JOB. Copy out the whole listing exactly as written, leaving the pictures behind.

— begin —

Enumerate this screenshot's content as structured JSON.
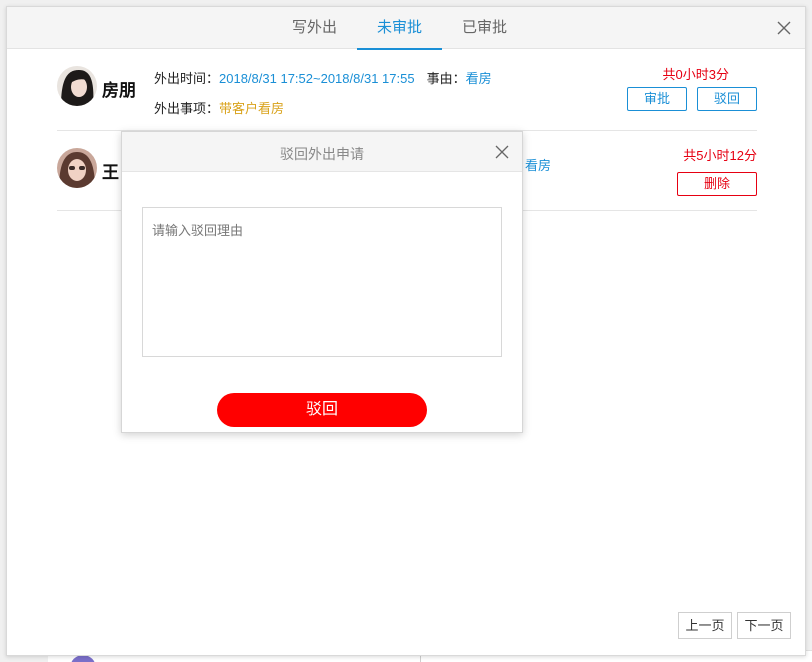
{
  "tabs": [
    {
      "label": "写外出",
      "active": false
    },
    {
      "label": "未审批",
      "active": true
    },
    {
      "label": "已审批",
      "active": false
    }
  ],
  "records": [
    {
      "name": "房朋",
      "time_label": "外出时间：",
      "time_value": "2018/8/31 17:52~2018/8/31 17:55",
      "reason_label": "事由：",
      "reason_value": "看房",
      "item_label": "外出事项：",
      "item_value": "带客户看房",
      "duration": "共0小时3分",
      "approve_label": "审批",
      "reject_label": "驳回"
    },
    {
      "name": "王?",
      "name_visible": "王",
      "reason_value_partial": "看房",
      "duration": "共5小时12分",
      "delete_label": "删除"
    }
  ],
  "pagination": {
    "prev": "上一页",
    "next": "下一页"
  },
  "reject_dialog": {
    "title": "驳回外出申请",
    "placeholder": "请输入驳回理由",
    "submit_label": "驳回"
  },
  "colors": {
    "accent_blue": "#1a8fd6",
    "danger_red": "#e60012",
    "submit_red": "#ff0000",
    "highlight_orange": "#d9a21b"
  },
  "icons": {
    "close": "close-icon",
    "avatar_1": "avatar",
    "avatar_2": "avatar"
  }
}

— end —

RESULT FOR THIS EXERCISE.
Enumerate this screenshot's content as structured JSON.
{
  "tabs": [
    {
      "label": "写外出",
      "active": false
    },
    {
      "label": "未审批",
      "active": true
    },
    {
      "label": "已审批",
      "active": false
    }
  ],
  "records": [
    {
      "name": "房朋",
      "time_label": "外出时间：",
      "time_value": "2018/8/31 17:52~2018/8/31 17:55",
      "reason_label": "事由：",
      "reason_value": "看房",
      "item_label": "外出事项：",
      "item_value": "带客户看房",
      "duration": "共0小时3分",
      "approve_label": "审批",
      "reject_label": "驳回"
    },
    {
      "name": "王?",
      "name_visible": "王",
      "reason_value_partial": "看房",
      "duration": "共5小时12分",
      "delete_label": "删除"
    }
  ],
  "pagination": {
    "prev": "上一页",
    "next": "下一页"
  },
  "reject_dialog": {
    "title": "驳回外出申请",
    "placeholder": "请输入驳回理由",
    "submit_label": "驳回"
  },
  "colors": {
    "accent_blue": "#1a8fd6",
    "danger_red": "#e60012",
    "submit_red": "#ff0000",
    "highlight_orange": "#d9a21b"
  },
  "icons": {
    "close": "close-icon",
    "avatar_1": "avatar",
    "avatar_2": "avatar"
  }
}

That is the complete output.